■ Written request:
Scan the lines and state how many carry "JSON". Leave out everything but the number.

— start —

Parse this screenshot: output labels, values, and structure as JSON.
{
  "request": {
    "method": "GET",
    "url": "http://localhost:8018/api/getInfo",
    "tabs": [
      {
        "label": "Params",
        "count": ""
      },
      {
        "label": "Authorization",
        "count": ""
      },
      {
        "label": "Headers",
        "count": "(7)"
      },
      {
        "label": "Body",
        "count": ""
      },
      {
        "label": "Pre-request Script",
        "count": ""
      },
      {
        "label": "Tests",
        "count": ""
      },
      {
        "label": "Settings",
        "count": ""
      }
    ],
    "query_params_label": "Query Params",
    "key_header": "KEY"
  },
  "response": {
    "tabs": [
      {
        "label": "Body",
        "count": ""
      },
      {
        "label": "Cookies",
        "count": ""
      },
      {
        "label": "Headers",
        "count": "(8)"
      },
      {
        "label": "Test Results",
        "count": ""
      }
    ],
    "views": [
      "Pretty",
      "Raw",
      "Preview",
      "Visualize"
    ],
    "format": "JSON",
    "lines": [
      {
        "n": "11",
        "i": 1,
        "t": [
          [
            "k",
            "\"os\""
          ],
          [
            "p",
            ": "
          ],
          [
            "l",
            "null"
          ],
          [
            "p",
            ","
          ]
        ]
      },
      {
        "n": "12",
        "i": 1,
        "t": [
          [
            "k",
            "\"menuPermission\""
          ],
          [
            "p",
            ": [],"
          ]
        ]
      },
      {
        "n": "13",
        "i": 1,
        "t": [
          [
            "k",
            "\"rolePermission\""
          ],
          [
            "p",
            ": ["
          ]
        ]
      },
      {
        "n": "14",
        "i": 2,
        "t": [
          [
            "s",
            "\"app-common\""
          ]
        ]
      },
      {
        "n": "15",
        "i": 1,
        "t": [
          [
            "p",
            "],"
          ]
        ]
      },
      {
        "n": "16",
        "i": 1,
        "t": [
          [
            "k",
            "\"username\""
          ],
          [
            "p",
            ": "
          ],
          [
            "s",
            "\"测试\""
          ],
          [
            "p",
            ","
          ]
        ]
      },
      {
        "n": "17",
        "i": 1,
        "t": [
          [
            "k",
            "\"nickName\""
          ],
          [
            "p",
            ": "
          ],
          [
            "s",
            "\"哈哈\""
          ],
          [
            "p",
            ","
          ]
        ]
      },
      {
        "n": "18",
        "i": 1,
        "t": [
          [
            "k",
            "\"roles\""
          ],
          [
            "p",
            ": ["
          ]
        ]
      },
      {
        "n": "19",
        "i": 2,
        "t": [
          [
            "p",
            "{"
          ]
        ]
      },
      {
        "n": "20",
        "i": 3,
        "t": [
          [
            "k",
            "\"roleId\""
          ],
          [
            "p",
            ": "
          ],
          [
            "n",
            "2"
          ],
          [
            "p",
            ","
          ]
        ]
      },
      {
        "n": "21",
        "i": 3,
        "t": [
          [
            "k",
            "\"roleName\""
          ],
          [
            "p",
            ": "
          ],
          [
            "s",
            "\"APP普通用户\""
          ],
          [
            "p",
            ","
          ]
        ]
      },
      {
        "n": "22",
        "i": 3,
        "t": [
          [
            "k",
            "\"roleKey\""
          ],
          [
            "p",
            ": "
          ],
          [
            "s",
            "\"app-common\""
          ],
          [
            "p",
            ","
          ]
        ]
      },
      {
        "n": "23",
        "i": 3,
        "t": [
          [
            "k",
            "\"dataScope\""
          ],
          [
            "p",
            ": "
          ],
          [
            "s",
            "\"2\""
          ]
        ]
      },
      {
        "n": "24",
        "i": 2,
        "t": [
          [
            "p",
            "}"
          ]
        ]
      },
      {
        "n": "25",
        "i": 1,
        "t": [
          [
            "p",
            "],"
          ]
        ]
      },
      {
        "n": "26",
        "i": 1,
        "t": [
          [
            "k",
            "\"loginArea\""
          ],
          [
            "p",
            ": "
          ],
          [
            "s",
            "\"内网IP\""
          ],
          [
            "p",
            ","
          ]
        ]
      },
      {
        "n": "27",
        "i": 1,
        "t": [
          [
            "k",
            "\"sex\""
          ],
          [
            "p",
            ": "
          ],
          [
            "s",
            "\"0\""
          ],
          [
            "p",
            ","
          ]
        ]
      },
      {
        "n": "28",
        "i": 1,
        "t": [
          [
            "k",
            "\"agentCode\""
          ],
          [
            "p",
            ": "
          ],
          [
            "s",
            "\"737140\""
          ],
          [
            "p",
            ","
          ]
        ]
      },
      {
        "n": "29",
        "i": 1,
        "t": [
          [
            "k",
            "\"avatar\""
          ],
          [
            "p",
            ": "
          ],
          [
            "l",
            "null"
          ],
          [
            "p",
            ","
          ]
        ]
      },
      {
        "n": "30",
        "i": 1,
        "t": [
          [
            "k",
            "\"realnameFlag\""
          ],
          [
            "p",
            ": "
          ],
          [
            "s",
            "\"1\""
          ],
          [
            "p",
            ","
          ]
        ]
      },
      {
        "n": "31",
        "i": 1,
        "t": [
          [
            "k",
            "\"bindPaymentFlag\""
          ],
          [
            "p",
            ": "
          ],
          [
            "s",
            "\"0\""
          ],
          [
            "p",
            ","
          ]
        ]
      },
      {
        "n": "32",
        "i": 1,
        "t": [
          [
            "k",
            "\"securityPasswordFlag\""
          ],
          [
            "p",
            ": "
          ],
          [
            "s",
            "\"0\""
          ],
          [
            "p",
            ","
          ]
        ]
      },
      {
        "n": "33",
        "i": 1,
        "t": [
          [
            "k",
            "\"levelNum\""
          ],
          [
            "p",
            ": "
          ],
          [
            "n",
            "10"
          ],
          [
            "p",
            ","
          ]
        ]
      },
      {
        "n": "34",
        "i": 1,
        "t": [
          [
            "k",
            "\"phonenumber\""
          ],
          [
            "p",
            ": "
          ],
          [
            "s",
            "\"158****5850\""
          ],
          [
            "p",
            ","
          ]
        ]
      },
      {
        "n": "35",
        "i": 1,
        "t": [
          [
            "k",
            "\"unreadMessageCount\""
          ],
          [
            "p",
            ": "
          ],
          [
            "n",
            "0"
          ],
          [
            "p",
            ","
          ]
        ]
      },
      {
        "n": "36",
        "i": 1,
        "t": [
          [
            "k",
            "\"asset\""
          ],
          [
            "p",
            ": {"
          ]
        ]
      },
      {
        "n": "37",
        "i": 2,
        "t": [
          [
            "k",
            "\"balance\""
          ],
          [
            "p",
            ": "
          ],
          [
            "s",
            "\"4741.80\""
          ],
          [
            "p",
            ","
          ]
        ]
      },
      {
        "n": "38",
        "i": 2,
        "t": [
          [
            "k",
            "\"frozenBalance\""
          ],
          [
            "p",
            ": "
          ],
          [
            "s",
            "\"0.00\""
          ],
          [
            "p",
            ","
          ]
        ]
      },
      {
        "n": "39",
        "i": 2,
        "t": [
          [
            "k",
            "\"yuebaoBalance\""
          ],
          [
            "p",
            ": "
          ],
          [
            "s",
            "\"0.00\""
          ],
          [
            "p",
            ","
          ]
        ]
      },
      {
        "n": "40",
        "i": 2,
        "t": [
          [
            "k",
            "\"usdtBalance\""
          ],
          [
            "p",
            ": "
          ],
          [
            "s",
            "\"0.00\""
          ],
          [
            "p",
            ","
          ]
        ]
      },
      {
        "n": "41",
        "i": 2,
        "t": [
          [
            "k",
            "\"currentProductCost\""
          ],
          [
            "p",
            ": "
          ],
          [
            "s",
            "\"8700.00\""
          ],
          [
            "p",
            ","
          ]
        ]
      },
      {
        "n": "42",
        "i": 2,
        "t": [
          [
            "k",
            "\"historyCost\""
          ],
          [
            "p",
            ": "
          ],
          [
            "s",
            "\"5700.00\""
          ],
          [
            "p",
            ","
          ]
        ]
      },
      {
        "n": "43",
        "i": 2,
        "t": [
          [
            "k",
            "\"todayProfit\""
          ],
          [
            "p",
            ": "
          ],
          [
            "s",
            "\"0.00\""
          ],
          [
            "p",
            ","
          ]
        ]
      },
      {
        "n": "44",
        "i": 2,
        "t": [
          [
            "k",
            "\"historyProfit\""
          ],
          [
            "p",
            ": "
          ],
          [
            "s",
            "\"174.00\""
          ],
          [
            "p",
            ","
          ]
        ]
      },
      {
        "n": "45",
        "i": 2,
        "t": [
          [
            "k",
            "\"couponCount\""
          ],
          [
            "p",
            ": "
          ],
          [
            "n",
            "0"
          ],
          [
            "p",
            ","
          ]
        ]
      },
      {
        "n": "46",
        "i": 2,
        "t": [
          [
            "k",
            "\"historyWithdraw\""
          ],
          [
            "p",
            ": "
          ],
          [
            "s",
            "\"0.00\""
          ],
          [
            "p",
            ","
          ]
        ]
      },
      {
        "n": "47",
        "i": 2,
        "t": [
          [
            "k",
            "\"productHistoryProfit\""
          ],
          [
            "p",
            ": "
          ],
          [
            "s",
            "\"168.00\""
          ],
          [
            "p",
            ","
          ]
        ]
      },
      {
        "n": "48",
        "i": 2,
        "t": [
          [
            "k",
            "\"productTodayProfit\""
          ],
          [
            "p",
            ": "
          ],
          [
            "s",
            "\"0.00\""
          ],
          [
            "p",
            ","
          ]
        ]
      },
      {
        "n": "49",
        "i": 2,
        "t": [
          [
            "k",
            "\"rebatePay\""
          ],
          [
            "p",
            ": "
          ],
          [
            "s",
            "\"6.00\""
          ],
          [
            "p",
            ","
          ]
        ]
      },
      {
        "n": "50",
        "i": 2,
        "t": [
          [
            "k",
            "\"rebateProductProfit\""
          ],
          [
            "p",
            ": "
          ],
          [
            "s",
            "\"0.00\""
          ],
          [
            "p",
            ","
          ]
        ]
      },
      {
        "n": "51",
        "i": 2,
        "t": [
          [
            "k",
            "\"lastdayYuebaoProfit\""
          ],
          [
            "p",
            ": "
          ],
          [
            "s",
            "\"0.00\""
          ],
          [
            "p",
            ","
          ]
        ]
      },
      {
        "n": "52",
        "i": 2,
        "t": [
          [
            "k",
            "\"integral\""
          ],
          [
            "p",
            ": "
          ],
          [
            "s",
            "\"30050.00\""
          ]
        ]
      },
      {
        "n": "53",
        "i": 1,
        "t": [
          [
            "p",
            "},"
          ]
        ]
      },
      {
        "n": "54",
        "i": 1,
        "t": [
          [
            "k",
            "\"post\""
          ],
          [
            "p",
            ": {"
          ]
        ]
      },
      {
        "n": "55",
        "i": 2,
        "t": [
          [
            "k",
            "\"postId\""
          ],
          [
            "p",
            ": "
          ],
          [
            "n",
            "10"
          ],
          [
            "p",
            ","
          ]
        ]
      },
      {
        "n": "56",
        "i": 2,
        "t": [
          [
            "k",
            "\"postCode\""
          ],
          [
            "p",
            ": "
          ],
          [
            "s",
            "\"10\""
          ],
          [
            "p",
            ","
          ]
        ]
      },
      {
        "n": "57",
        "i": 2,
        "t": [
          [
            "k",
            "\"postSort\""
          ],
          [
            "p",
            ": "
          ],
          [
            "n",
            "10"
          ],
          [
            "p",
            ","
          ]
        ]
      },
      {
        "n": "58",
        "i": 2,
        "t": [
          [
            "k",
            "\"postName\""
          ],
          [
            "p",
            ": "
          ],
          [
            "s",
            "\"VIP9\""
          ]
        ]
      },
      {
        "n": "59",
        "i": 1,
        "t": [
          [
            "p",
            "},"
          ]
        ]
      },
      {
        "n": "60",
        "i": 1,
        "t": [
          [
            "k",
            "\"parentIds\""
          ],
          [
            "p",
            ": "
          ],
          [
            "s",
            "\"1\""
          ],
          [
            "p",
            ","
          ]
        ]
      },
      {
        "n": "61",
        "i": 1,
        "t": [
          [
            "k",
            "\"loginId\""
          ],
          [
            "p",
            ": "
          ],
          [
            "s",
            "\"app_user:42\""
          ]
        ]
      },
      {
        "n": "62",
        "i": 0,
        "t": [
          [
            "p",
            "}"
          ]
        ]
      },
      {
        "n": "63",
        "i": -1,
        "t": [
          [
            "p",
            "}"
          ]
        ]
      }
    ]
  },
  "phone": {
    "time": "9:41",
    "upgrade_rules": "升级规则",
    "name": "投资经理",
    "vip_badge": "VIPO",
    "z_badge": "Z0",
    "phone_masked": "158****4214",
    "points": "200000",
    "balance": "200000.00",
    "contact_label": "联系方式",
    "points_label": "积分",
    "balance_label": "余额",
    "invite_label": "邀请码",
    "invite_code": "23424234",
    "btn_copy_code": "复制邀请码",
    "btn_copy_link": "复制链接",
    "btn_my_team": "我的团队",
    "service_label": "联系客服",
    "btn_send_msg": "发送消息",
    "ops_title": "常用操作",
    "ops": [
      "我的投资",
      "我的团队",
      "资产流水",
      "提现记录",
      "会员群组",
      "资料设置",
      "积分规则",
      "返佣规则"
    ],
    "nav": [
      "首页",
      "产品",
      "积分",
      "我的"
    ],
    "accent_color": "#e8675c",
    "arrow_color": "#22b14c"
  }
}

— end —

■ Answer below:
2